- DESCRIPTION OF THE TASK: Can you give all the records again without altering a single character?

- SUPPLIED ENTRIES:
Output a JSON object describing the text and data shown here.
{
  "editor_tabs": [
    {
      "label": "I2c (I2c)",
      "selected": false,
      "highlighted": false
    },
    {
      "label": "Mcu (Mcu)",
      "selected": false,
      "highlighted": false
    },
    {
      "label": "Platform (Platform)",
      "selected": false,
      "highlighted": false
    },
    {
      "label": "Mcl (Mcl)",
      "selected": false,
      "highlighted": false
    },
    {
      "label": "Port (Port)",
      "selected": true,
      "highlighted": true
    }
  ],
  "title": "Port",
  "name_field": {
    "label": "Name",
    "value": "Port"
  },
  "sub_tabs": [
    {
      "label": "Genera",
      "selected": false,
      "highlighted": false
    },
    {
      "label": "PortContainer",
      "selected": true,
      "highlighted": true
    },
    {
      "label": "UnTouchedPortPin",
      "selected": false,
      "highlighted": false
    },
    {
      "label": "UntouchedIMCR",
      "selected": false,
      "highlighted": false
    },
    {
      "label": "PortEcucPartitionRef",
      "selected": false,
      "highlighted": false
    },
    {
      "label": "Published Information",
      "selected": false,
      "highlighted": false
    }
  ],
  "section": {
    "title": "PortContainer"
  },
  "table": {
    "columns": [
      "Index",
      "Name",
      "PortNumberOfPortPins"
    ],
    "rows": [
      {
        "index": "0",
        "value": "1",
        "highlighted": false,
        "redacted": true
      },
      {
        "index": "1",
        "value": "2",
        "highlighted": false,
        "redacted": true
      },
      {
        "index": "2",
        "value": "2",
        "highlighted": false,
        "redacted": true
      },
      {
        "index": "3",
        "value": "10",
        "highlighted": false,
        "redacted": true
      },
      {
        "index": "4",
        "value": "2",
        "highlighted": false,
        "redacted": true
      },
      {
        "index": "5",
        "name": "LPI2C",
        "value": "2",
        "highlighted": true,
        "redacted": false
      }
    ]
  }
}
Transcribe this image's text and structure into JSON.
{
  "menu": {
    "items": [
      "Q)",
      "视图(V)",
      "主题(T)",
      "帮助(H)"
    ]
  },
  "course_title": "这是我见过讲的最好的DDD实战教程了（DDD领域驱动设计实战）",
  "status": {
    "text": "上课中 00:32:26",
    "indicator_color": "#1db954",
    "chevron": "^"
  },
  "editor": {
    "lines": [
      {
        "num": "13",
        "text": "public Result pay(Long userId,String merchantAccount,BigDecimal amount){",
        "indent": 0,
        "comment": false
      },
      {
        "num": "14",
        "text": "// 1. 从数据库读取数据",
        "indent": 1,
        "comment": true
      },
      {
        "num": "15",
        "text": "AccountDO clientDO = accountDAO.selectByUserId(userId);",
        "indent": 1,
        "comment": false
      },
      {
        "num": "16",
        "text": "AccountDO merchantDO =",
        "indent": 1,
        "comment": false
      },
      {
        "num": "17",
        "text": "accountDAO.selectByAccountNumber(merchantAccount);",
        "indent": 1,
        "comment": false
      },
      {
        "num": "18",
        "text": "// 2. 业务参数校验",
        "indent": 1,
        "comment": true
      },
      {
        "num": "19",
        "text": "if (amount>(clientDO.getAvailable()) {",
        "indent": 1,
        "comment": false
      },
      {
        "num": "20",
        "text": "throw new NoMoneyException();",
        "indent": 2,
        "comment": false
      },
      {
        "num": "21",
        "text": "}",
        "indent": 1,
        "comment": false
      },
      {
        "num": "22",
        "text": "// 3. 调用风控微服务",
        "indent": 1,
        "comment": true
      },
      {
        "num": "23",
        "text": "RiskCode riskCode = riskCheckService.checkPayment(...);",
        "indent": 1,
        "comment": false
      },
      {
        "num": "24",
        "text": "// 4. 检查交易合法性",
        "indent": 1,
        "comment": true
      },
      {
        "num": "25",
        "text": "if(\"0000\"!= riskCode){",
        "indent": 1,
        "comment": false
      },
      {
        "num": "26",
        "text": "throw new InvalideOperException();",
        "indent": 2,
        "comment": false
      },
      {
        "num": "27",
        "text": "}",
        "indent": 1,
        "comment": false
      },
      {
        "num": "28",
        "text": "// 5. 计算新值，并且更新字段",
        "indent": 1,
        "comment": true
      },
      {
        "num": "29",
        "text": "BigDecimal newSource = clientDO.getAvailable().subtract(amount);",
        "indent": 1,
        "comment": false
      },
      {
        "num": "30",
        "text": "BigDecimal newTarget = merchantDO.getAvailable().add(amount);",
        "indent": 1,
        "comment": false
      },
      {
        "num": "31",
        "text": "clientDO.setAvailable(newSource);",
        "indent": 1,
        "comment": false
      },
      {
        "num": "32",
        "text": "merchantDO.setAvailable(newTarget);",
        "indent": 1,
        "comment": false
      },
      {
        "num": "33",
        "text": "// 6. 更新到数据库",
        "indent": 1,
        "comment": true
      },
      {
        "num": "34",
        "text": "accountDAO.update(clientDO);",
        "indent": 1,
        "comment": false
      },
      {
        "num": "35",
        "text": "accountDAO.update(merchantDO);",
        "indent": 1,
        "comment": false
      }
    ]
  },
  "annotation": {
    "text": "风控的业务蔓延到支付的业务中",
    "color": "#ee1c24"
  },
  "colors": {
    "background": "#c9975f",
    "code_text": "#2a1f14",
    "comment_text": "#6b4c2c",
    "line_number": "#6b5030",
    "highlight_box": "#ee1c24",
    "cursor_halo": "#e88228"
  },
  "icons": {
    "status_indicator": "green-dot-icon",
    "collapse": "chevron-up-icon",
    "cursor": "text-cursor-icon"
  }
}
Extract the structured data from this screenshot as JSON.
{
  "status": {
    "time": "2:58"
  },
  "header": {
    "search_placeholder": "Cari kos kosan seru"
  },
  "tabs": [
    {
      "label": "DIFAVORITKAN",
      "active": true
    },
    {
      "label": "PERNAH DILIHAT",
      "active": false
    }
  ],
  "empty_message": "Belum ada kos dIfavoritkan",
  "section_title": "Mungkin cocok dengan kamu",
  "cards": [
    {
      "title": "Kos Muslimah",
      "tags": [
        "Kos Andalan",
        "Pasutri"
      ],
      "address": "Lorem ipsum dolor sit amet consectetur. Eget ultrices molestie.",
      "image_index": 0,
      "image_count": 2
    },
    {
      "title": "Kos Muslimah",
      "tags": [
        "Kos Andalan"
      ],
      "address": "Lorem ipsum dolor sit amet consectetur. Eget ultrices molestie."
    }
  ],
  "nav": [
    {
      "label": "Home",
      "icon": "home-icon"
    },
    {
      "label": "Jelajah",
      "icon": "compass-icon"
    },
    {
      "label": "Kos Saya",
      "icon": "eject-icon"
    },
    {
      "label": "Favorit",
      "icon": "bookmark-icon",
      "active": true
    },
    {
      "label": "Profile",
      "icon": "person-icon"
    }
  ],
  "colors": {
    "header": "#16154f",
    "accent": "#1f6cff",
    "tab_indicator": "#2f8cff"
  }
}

- IN RESPONSE:
Output a JSON object describing the text and data shown here.
{
  "editor_tabs": [
    {
      "label": "I2c (I2c)",
      "selected": false,
      "highlighted": false
    },
    {
      "label": "Mcu (Mcu)",
      "selected": false,
      "highlighted": false
    },
    {
      "label": "Platform (Platform)",
      "selected": false,
      "highlighted": false
    },
    {
      "label": "Mcl (Mcl)",
      "selected": false,
      "highlighted": false
    },
    {
      "label": "Port (Port)",
      "selected": true,
      "highlighted": true
    }
  ],
  "title": "Port",
  "name_field": {
    "label": "Name",
    "value": "Port"
  },
  "sub_tabs": [
    {
      "label": "Genera",
      "selected": false,
      "highlighted": false
    },
    {
      "label": "PortContainer",
      "selected": true,
      "highlighted": true
    },
    {
      "label": "UnTouchedPortPin",
      "selected": false,
      "highlighted": false
    },
    {
      "label": "UntouchedIMCR",
      "selected": false,
      "highlighted": false
    },
    {
      "label": "PortEcucPartitionRef",
      "selected": false,
      "highlighted": false
    },
    {
      "label": "Published Information",
      "selected": false,
      "highlighted": false
    }
  ],
  "section": {
    "title": "PortContainer"
  },
  "table": {
    "columns": [
      "Index",
      "Name",
      "PortNumberOfPortPins"
    ],
    "rows": [
      {
        "index": "0",
        "value": "1",
        "highlighted": false,
        "redacted": true
      },
      {
        "index": "1",
        "value": "2",
        "highlighted": false,
        "redacted": true
      },
      {
        "index": "2",
        "value": "2",
        "highlighted": false,
        "redacted": true
      },
      {
        "index": "3",
        "value": "10",
        "highlighted": false,
        "redacted": true
      },
      {
        "index": "4",
        "value": "2",
        "highlighted": false,
        "redacted": true
      },
      {
        "index": "5",
        "name": "LPI2C",
        "value": "2",
        "highlighted": true,
        "redacted": false
      }
    ]
  }
}
Transcribe this image's text and structure into JSON.
{
  "menu": {
    "items": [
      "Q)",
      "视图(V)",
      "主题(T)",
      "帮助(H)"
    ]
  },
  "course_title": "这是我见过讲的最好的DDD实战教程了（DDD领域驱动设计实战）",
  "status": {
    "text": "上课中 00:32:26",
    "indicator_color": "#1db954",
    "chevron": "^"
  },
  "editor": {
    "lines": [
      {
        "num": "13",
        "text": "public Result pay(Long userId,String merchantAccount,BigDecimal amount){",
        "indent": 0,
        "comment": false
      },
      {
        "num": "14",
        "text": "// 1. 从数据库读取数据",
        "indent": 1,
        "comment": true
      },
      {
        "num": "15",
        "text": "AccountDO clientDO = accountDAO.selectByUserId(userId);",
        "indent": 1,
        "comment": false
      },
      {
        "num": "16",
        "text": "AccountDO merchantDO =",
        "indent": 1,
        "comment": false
      },
      {
        "num": "17",
        "text": "accountDAO.selectByAccountNumber(merchantAccount);",
        "indent": 1,
        "comment": false
      },
      {
        "num": "18",
        "text": "// 2. 业务参数校验",
        "indent": 1,
        "comment": true
      },
      {
        "num": "19",
        "text": "if (amount>(clientDO.getAvailable()) {",
        "indent": 1,
        "comment": false
      },
      {
        "num": "20",
        "text": "throw new NoMoneyException();",
        "indent": 2,
        "comment": false
      },
      {
        "num": "21",
        "text": "}",
        "indent": 1,
        "comment": false
      },
      {
        "num": "22",
        "text": "// 3. 调用风控微服务",
        "indent": 1,
        "comment": true
      },
      {
        "num": "23",
        "text": "RiskCode riskCode = riskCheckService.checkPayment(...);",
        "indent": 1,
        "comment": false
      },
      {
        "num": "24",
        "text": "// 4. 检查交易合法性",
        "indent": 1,
        "comment": true
      },
      {
        "num": "25",
        "text": "if(\"0000\"!= riskCode){",
        "indent": 1,
        "comment": false
      },
      {
        "num": "26",
        "text": "throw new InvalideOperException();",
        "indent": 2,
        "comment": false
      },
      {
        "num": "27",
        "text": "}",
        "indent": 1,
        "comment": false
      },
      {
        "num": "28",
        "text": "// 5. 计算新值，并且更新字段",
        "indent": 1,
        "comment": true
      },
      {
        "num": "29",
        "text": "BigDecimal newSource = clientDO.getAvailable().subtract(amount);",
        "indent": 1,
        "comment": false
      },
      {
        "num": "30",
        "text": "BigDecimal newTarget = merchantDO.getAvailable().add(amount);",
        "indent": 1,
        "comment": false
      },
      {
        "num": "31",
        "text": "clientDO.setAvailable(newSource);",
        "indent": 1,
        "comment": false
      },
      {
        "num": "32",
        "text": "merchantDO.setAvailable(newTarget);",
        "indent": 1,
        "comment": false
      },
      {
        "num": "33",
        "text": "// 6. 更新到数据库",
        "indent": 1,
        "comment": true
      },
      {
        "num": "34",
        "text": "accountDAO.update(clientDO);",
        "indent": 1,
        "comment": false
      },
      {
        "num": "35",
        "text": "accountDAO.update(merchantDO);",
        "indent": 1,
        "comment": false
      }
    ]
  },
  "annotation": {
    "text": "风控的业务蔓延到支付的业务中",
    "color": "#ee1c24"
  },
  "colors": {
    "background": "#c9975f",
    "code_text": "#2a1f14",
    "comment_text": "#6b4c2c",
    "line_number": "#6b5030",
    "highlight_box": "#ee1c24",
    "cursor_halo": "#e88228"
  },
  "icons": {
    "status_indicator": "green-dot-icon",
    "collapse": "chevron-up-icon",
    "cursor": "text-cursor-icon"
  }
}
Extract the structured data from this screenshot as JSON.
{
  "status": {
    "time": "2:58"
  },
  "header": {
    "search_placeholder": "Cari kos kosan seru"
  },
  "tabs": [
    {
      "label": "DIFAVORITKAN",
      "active": true
    },
    {
      "label": "PERNAH DILIHAT",
      "active": false
    }
  ],
  "empty_message": "Belum ada kos dIfavoritkan",
  "section_title": "Mungkin cocok dengan kamu",
  "cards": [
    {
      "title": "Kos Muslimah",
      "tags": [
        "Kos Andalan",
        "Pasutri"
      ],
      "address": "Lorem ipsum dolor sit amet consectetur. Eget ultrices molestie.",
      "image_index": 0,
      "image_count": 2
    },
    {
      "title": "Kos Muslimah",
      "tags": [
        "Kos Andalan"
      ],
      "address": "Lorem ipsum dolor sit amet consectetur. Eget ultrices molestie."
    }
  ],
  "nav": [
    {
      "label": "Home",
      "icon": "home-icon"
    },
    {
      "label": "Jelajah",
      "icon": "compass-icon"
    },
    {
      "label": "Kos Saya",
      "icon": "eject-icon"
    },
    {
      "label": "Favorit",
      "icon": "bookmark-icon",
      "active": true
    },
    {
      "label": "Profile",
      "icon": "person-icon"
    }
  ],
  "colors": {
    "header": "#16154f",
    "accent": "#1f6cff",
    "tab_indicator": "#2f8cff"
  }
}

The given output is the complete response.